Cannot compute Hessian Vector Product of `nn.Module`

Hi, I’m trying to get a hessian vector product of a network (for TRPO). But the following codes don’t work as expected. Do I miss something important? Does anybody know how to solve it? Thank you in advance.

Environment

  • Mac and Ubuntu
  • Python 3.6
  • PyTorch 0.4.0

Conv case

conv = nn.Conv2d(3, 64, 3)
input = torch.randn(1, 3, 32, 32)
out = conv(input).sum()
grads = autograd.grad([out], conv.parameters(), create_graph=True)
flatten = torch.cat([g.reshape(-1) for g in grads if g is not None])
x = torch.randn_like(flatten)
print(flatten.shape) ## torch.Size([1792])
hvps = autograd.grad([flatten @ x], conv.parameters(), allow_unused=True)
print(hvps[1]) ## None
flatten2 = torch.cat([g.reshape(-1) for g in hvps if g is not None])
print(flatten2.shape) ## torch.Size([1728])

In this case, the gradients of conv.bias are None.

Linear case

linear = nn.Linear(10, 20)
input = torch.randn(1, 10)
out = linear(input).sum()
grads = autograd.grad([out], linear.parameters(), create_graph=True)
flatten = torch.cat([g.reshape(-1) for g in grads if g is not None])
x = torch.randn_like(flatten)
print(flatten.shape)
hvps = autograd.grad([flatten @ x], linear.parameters(), allow_unused=True)

Here, I got the following message.

Traceback (most recent call last):
  File "fvp.py", line 24, in <module>
    hvps = autograd.grad([flatten @ x], linear.parameters(), allow_unused=True)
  File "/Users/foo/.miniconda/lib/python3.6/site-packages/torch/autograd/__init__.py", line 144, in grad
    inputs, allow_unused)
RuntimeError: element 0 of tensors does not require grad and does not have a grad_fn
1 Like

We found ReLu solves this issue. ReLu is all we need.

conv = nn.Sequential(nn.Conv2d(3, 64, 3),
                     nn.ReLU())

Hi @moskomule,

I keep getting (none,none) as an hvps. What is autograd.grad() supposed to return? Following is the (slightly modified) code:

from torch import autograd
linear = nn.Linear(10, 20)
x = torch.randn(1, 10)
out = linear(x).sum()
grads = autograd.grad(out, linear.parameters(), create_graph=True)
flatten = torch.cat([g.reshape(-1) for g in grads if g is not None])
x = torch.randn_like(flatten)

print(flatten.shape, flatten.requires_grad)

p=(flatten @ x)
p.requires_grad=True
hvps = autograd.grad(p,linear.parameters(), allow_unused=True) **
print(hvps)

output is:
===>
torch.Size([220]) False
(None, None)

** without allow_unused=True, I get err: One of the differentiated Tensors appears to not have been used in the graph. Any idea what this means: which graph is it referring to?

I don’t understand the solution; why adding relu helps here? Can you help?

Thanks,

As you can see in https://pytorch.org/docs/master/autograd.html, the arguments of grad

torch.autograd.grad(outputs, inputs, grad_outputs=None, retain_graph=None, create_graph=False, only_inputs=True, allow_unused=False)

outputs and inputs are expected to be sequences of tensors. But you use just a tensor as outputs.

Thanks @moskomule for the help! I solved the issue.

1 Like

- **Stated exercise**: Could you reproduce, word for word, the passage of the Hessian-vector-product thread above between "print(hvps[1]) ## None" and "input = torch.randn(1, 10)", inclusive?

- **Data lines**:
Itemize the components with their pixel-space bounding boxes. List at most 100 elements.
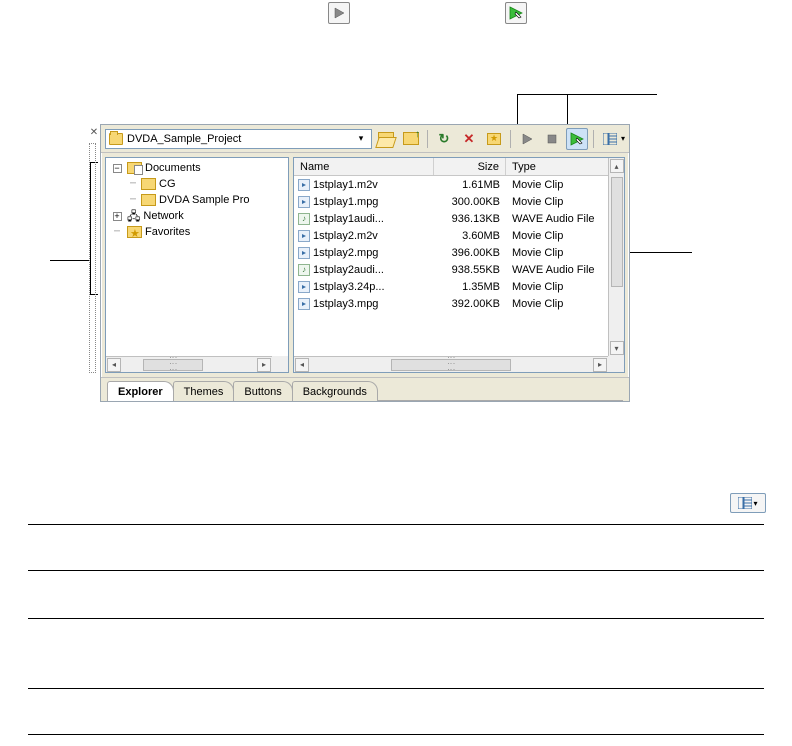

- **Finished answer**:
print(hvps[1]) ## None
flatten2 = torch.cat([g.reshape(-1) for g in hvps if g is not None])
print(flatten2.shape) ## torch.Size([1728])

In this case, the gradients of conv.bias are None.

Linear case

linear = nn.Linear(10, 20)
input = torch.randn(1, 10)